#### Material provided ####

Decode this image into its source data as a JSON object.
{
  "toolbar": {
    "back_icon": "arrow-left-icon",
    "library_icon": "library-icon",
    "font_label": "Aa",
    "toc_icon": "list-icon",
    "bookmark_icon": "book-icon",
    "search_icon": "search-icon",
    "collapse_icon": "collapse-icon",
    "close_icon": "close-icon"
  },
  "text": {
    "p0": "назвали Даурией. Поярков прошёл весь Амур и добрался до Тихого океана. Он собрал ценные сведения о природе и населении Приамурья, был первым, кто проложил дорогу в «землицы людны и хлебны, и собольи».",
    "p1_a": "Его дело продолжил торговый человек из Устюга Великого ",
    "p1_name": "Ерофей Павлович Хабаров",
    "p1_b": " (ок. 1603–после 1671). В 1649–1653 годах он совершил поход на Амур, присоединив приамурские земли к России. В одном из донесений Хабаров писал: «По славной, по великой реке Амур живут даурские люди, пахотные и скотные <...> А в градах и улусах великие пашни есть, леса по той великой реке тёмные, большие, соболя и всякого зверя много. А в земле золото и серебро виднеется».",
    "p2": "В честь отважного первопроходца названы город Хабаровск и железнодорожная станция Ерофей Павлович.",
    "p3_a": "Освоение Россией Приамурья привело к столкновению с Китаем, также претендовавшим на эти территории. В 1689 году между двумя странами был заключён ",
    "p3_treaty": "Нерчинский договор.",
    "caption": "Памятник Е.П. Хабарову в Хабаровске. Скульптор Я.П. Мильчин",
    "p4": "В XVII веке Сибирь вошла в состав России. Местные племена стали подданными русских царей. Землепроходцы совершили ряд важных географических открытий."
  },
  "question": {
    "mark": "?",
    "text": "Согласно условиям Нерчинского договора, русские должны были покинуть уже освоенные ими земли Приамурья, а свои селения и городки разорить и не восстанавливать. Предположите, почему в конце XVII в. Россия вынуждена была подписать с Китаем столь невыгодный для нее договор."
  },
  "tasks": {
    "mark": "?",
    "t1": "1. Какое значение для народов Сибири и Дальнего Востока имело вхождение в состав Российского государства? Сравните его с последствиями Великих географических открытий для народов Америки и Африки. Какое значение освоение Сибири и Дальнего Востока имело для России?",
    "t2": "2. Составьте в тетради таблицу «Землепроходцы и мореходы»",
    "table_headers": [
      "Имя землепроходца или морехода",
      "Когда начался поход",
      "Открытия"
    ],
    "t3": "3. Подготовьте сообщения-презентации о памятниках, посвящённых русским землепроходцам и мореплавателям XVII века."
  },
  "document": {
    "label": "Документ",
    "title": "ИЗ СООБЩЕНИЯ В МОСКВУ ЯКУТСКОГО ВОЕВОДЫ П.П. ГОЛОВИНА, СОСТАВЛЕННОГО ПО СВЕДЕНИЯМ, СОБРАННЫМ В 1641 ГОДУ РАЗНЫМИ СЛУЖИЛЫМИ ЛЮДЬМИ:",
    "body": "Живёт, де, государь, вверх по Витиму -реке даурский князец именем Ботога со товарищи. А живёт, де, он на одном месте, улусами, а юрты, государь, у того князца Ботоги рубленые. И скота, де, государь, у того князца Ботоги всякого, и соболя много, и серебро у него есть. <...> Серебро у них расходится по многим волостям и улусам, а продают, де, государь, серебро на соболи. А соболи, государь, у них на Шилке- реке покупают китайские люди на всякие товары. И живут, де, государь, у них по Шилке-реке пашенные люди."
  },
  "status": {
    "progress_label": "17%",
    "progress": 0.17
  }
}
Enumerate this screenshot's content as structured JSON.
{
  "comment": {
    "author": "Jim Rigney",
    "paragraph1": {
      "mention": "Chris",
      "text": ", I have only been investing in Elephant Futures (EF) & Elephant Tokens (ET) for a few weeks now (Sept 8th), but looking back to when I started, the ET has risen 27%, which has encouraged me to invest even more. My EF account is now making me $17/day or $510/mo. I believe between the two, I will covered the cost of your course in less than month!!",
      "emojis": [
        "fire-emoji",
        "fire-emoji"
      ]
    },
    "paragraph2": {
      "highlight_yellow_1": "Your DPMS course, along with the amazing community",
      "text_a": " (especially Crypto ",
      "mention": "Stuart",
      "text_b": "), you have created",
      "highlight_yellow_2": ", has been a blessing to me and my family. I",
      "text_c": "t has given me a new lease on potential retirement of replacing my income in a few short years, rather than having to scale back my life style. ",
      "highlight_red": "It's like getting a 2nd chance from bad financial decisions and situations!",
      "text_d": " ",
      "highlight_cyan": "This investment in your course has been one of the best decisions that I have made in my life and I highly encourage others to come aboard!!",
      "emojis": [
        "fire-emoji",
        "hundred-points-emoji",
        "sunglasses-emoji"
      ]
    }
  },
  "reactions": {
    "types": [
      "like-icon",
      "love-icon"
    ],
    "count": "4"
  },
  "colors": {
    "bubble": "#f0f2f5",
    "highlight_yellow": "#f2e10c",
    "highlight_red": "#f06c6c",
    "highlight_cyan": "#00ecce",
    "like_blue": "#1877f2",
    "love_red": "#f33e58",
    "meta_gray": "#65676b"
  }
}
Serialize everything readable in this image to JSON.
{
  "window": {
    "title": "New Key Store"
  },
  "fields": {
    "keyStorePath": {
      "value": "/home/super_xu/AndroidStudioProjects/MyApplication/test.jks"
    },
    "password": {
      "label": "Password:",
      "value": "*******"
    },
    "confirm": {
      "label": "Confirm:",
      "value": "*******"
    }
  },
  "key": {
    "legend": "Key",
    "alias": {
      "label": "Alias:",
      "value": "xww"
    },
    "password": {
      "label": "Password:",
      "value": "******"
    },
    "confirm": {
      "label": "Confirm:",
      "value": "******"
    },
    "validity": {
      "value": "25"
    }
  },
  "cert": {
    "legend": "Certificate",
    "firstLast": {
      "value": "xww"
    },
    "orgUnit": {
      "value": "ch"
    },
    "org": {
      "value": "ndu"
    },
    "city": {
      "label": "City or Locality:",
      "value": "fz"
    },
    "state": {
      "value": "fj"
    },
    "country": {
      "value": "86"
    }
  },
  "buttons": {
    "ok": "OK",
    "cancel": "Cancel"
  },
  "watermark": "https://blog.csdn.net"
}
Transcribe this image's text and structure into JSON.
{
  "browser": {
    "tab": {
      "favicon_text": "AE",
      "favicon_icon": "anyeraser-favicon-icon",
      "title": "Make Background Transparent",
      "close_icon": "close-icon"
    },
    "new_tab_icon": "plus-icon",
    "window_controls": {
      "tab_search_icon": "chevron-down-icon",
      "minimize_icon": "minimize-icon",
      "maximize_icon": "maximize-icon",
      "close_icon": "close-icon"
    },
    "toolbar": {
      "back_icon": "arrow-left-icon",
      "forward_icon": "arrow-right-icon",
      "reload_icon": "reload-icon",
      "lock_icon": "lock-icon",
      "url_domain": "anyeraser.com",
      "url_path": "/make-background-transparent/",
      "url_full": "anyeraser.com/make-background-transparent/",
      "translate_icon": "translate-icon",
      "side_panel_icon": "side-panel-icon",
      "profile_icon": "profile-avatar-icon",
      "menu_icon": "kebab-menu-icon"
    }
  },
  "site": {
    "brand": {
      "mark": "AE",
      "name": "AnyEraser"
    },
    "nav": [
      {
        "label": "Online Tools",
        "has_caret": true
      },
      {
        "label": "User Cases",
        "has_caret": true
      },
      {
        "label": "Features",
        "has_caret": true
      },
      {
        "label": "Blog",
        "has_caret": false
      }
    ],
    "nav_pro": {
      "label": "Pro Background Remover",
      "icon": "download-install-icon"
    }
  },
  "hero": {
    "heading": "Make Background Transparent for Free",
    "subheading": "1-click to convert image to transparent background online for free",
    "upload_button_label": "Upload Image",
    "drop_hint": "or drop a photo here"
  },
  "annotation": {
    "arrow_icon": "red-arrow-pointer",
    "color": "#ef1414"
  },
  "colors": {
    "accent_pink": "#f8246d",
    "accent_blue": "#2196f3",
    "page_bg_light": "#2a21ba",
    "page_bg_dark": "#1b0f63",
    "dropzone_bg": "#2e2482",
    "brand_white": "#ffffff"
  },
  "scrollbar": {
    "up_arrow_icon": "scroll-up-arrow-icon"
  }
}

####

▶ [Task]
Identify the lines above that contain the word "into", then copy them.

▶ [Response for this exercise]
Decode this image into its source data as a JSON object.
Transcribe this image's text and structure into JSON.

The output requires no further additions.